Yazılı istek A:
Algida yazısına göre aşağıdaki soruları yanıtlayın:
(i) Algida Türkiye'ye hangi yılda giriş yaptı?
(ii) Algida kaç ülkede faaliyet gösteriyor?
(iii) Algida, en iyi fabrikasını hangi ilde açtı?
Yazılı istek B:
Algida yazısında "Lider olduğun bir" sözlerinden "tuttuğu markalarından biri." sözlerine kadar olan kısmı harfi harfine yeniden yazın.

Belge bölümü:
━━━━━━━━━━━━━━━━
Lider olduğun bir kategoride ; dondurmada, hala bu kadar yüksek bir sorumluluk duygusu duymak çok önemli bir liderlik özelliği. Bu özelliği taşıyan lider Unilever Türkiye Gıda Pazarlamadan Sorumlu Başkan Yardımcısı Mustafa SEÇKİN, dünya öncüsü bir firma Unilever'in, Türkiye'de pazarı nasıl büyüttüğünü ve açık ara önde (en yakın rakibinin 4.5 katı) olmalarına rağmen, sosyal sorumluluklarının farkında olduğunu ve yeryüzünü korumak için nasıl çalıştıklarını aktardı iki gün boyunca...
İngiltere'nin başkenti Londra'da, 1920'den bu yana, günde 100 milyon kişi ile, dondurma değil mutluluk dağıtmak için buluşan, 45 ülkede faaliyet gösteren Algida Unilever'in el üstünde tuttuğu markalarından biri.
1990 yılında giriş yaptıkları ülkemizde, Türkiye / 0.3 lt / kişi başı / dondurma tüketiyorken, şu anda, 3.5 lt / kişibaşı yıllık tüketim ile, dünyada 15. sıraya yükselmiş durumda.
Açıkta satılan dondurmalardaki bakteri problemi nedeni ile hasta etmesinden dolayı, başta anneler olmak üzere, ülke insanlarımızda yıllar içinde oluşan refleksi, hijyenik dondurma sunarak değiştirmiş durumdalar. Türk halkı, 2014 yılında ilk kez, bir önceki yıla oranla daha fazla dondurma tüketti. Tam da bu sebeplerden dolayı, Algida tüm dünyada sahip olduğu, 41 fabrikanın en iyisini (Best of the best) Konya ilimize açarak binlerce kişiye istihdam sağladı.
Diyetisyen Dünyası olarak, dondurma dünyasının kalbine, Colworth / London (Oxford ile Cambridge ortası), yaptığımız ziyarette, 100 yıllık marka olan Algida'nın, bu tecrübeyi biriktirdiği, Global Ar-Ge (R&D) merkezinde (Unilever Üniversitesi diyorlar :)) bilim adamları ile buluştuk.
━━━━━━━━━━━━━━━━
(Bir koleksiyondan alınmış kayıtlar)
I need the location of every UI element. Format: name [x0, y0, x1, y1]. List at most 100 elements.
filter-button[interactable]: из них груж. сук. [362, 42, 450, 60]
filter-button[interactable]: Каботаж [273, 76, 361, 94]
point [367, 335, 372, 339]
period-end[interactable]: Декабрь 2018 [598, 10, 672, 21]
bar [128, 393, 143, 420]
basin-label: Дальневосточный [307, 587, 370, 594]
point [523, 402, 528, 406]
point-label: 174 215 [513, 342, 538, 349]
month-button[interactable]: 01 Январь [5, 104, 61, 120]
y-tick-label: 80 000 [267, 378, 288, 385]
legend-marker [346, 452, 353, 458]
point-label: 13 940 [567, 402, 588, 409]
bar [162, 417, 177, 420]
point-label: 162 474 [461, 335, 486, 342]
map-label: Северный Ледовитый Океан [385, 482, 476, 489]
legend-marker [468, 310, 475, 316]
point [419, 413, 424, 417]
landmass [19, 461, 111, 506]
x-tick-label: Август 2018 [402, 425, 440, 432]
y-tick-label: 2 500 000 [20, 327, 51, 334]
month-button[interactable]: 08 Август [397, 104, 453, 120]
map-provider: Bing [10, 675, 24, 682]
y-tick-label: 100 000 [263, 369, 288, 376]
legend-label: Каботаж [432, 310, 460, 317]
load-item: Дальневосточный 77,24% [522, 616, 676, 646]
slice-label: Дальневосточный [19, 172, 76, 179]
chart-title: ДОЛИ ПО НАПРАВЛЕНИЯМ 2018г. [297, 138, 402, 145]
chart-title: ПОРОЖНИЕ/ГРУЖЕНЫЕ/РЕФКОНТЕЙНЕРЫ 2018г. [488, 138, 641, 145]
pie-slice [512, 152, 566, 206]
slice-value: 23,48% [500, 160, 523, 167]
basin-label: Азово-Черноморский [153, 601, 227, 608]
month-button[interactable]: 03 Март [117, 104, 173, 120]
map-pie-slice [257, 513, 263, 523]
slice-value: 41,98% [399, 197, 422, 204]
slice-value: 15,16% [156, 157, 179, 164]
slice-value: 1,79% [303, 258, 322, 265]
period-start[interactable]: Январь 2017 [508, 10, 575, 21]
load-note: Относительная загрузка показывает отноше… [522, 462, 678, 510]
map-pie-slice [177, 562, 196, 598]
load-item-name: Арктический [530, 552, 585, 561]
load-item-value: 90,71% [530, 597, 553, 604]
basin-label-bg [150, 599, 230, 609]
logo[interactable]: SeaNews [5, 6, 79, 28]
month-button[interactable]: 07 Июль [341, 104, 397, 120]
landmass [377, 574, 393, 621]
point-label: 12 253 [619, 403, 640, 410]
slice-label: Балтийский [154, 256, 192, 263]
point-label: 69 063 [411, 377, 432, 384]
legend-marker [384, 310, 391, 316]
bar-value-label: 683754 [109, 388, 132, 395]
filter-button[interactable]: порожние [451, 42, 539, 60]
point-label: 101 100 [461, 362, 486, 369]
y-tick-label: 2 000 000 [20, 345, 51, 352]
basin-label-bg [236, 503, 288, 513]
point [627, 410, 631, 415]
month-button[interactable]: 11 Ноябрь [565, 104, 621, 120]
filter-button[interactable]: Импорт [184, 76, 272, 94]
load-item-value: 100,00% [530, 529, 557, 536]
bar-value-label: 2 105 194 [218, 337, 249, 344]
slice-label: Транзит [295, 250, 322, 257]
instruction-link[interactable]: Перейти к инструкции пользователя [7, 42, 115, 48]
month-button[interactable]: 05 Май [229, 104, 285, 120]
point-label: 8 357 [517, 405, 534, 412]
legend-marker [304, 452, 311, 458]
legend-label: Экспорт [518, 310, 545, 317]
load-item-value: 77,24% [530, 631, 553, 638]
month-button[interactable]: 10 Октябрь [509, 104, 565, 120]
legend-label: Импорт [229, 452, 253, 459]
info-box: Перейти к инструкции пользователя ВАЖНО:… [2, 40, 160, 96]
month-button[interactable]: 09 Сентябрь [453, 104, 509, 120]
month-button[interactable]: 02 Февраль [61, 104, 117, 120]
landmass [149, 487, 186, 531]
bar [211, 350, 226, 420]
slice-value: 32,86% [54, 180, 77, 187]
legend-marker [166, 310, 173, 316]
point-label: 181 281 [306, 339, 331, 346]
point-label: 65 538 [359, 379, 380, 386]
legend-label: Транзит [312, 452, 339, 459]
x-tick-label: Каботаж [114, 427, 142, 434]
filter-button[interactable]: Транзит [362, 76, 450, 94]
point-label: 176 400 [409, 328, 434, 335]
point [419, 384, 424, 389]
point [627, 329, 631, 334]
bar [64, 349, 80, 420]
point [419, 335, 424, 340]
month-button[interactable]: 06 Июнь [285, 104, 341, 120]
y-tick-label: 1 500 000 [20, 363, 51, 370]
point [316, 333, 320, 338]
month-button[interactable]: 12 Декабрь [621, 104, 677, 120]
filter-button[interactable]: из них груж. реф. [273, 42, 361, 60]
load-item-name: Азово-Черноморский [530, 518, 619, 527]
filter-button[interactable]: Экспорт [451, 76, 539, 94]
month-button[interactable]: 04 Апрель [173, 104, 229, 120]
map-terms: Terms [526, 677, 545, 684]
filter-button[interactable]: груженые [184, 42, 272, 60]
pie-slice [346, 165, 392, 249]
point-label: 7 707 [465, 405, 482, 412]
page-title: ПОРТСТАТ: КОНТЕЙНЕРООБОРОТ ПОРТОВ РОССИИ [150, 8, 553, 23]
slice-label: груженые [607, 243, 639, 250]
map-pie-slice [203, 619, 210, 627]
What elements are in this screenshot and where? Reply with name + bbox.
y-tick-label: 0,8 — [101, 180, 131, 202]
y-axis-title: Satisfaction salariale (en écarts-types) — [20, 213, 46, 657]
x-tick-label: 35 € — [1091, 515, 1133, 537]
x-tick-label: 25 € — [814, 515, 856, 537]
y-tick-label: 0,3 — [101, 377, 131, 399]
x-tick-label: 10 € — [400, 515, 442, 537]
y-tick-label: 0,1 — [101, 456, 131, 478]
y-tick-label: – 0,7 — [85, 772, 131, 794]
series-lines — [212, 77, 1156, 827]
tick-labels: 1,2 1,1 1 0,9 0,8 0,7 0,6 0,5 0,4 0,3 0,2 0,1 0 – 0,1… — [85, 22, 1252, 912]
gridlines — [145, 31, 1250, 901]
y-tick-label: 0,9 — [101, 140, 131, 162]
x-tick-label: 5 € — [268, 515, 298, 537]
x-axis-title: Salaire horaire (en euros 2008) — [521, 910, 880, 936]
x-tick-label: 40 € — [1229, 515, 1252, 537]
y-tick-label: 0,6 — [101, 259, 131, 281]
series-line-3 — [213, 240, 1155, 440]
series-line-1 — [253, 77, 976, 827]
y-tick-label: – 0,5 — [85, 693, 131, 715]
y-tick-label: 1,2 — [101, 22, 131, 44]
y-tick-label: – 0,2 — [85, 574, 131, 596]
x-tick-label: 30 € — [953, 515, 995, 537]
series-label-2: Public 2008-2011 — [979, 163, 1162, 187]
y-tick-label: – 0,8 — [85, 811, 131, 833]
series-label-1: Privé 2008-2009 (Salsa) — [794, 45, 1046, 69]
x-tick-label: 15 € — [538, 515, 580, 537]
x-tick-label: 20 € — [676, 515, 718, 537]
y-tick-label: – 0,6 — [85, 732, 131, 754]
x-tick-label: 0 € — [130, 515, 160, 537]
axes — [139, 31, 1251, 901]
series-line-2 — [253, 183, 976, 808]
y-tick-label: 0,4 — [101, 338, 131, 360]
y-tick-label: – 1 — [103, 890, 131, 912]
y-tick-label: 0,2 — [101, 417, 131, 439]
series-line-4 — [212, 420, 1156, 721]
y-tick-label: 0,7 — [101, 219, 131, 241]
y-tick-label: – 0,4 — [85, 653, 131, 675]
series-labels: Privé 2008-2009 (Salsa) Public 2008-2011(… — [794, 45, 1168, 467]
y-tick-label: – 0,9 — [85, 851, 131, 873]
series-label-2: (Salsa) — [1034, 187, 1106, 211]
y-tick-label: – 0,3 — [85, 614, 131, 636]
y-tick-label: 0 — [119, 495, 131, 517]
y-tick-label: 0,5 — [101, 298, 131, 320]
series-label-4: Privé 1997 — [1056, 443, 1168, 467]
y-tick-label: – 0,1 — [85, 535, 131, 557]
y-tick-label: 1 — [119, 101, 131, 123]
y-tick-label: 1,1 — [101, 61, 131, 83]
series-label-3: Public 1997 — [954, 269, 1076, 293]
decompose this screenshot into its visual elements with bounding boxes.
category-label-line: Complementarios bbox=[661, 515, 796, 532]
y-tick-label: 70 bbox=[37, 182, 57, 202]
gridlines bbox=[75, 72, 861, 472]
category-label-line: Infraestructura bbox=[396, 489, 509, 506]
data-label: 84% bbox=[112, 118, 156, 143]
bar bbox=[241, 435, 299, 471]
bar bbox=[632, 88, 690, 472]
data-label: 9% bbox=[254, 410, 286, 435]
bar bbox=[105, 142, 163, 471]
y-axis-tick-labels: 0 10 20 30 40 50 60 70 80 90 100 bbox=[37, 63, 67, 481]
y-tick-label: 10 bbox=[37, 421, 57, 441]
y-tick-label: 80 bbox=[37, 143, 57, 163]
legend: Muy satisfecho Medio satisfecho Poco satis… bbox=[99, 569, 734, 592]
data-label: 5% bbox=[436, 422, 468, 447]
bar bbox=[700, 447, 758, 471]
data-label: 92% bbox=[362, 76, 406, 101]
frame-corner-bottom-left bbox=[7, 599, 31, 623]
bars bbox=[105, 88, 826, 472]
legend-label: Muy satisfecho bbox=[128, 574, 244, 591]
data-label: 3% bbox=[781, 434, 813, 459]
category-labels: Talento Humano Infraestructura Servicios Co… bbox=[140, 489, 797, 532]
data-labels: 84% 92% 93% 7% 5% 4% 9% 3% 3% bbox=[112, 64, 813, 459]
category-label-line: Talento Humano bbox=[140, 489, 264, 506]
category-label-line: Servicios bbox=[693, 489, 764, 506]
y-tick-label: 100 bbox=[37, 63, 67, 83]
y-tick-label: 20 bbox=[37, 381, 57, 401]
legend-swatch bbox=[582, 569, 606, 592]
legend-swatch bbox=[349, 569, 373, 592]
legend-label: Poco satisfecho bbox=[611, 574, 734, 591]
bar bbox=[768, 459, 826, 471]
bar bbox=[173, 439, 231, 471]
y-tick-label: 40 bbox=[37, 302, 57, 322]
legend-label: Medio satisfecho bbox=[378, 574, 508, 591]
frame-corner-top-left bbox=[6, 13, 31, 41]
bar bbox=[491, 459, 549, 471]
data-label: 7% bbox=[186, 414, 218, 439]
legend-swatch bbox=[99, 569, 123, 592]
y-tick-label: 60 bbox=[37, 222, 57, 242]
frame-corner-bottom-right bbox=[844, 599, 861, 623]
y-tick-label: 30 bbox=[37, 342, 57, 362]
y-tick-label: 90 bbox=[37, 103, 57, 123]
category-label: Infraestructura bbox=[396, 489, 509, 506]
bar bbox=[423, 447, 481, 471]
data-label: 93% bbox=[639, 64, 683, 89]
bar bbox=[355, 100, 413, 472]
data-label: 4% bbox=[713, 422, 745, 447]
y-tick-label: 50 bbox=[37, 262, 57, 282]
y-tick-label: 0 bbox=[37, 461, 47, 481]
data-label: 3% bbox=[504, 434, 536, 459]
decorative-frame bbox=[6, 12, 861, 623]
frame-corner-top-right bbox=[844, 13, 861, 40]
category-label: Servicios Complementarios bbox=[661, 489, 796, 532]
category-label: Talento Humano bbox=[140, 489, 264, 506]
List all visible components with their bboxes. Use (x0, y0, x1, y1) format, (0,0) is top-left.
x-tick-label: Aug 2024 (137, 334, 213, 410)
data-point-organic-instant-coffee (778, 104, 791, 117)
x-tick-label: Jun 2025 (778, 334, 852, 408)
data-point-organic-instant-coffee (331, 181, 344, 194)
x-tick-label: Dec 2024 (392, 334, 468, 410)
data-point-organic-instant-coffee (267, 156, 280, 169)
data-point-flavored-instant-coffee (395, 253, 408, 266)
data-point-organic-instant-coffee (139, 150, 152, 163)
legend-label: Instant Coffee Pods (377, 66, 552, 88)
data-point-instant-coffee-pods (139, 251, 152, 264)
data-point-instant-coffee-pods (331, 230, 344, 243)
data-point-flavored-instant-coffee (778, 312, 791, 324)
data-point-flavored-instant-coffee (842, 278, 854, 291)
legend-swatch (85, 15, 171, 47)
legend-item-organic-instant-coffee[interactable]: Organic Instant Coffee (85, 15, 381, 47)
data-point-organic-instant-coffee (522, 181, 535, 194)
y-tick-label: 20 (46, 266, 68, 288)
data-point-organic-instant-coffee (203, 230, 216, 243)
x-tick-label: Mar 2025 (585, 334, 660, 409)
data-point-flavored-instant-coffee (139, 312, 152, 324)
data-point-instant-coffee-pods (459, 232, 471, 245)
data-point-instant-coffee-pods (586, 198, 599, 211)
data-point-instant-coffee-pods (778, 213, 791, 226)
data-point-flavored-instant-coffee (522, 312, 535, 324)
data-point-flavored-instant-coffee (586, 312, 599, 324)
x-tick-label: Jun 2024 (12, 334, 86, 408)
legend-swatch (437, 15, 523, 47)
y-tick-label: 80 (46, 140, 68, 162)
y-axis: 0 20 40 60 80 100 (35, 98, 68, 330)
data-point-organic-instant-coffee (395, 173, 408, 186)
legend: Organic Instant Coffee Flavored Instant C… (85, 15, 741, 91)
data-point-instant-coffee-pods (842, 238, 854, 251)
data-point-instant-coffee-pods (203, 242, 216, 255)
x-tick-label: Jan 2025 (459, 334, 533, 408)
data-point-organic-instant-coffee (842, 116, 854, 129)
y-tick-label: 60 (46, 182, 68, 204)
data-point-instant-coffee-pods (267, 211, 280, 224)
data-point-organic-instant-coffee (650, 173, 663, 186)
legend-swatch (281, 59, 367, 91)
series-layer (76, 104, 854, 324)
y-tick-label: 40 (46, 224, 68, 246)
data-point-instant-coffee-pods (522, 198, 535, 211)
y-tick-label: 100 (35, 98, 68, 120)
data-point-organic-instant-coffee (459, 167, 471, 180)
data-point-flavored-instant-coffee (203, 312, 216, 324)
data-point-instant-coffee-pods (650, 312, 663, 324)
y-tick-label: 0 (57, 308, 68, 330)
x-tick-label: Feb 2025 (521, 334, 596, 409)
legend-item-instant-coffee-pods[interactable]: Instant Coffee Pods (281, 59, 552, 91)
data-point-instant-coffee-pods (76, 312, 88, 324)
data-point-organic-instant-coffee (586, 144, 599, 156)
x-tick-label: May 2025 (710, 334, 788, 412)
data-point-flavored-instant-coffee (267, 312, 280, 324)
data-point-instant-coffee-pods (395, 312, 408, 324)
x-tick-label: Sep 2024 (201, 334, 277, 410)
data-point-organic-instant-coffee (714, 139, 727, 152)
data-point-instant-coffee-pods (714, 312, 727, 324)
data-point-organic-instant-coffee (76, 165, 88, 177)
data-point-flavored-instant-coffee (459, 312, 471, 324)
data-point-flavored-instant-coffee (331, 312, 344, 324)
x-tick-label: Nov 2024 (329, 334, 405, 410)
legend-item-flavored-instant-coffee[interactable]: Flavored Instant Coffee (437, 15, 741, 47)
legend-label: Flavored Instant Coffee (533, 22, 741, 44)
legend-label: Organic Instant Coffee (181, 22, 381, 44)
━━━━━━━━━━━━━━━━
Tam yanıt A:
(i) 1990
(ii) 45
(iii) Konya

Tam yanıt B:
Lider olduğun bir kategoride ; dondurmada, hala bu kadar yüksek bir sorumluluk duygusu duymak çok önemli bir liderlik özelliği. Bu özelliği taşıyan lider Unilever Türkiye Gıda Pazarlamadan Sorumlu Başkan Yardımcısı Mustafa SEÇKİN, dünya öncüsü bir firma Unilever'in, Türkiye'de pazarı nasıl büyüttüğünü ve açık ara önde (en yakın rakibinin 4.5 katı) olmalarına rağmen, sosyal sorumluluklarının farkında olduğunu ve yeryüzünü korumak için nasıl çalıştıklarını aktardı iki gün boyunca...
İngiltere'nin başkenti Londra'da, 1920'den bu yana, günde 100 milyon kişi ile, dondurma değil mutluluk dağıtmak için buluşan, 45 ülkede faaliyet gösteren Algida Unilever'in el üstünde tuttuğu markalarından biri.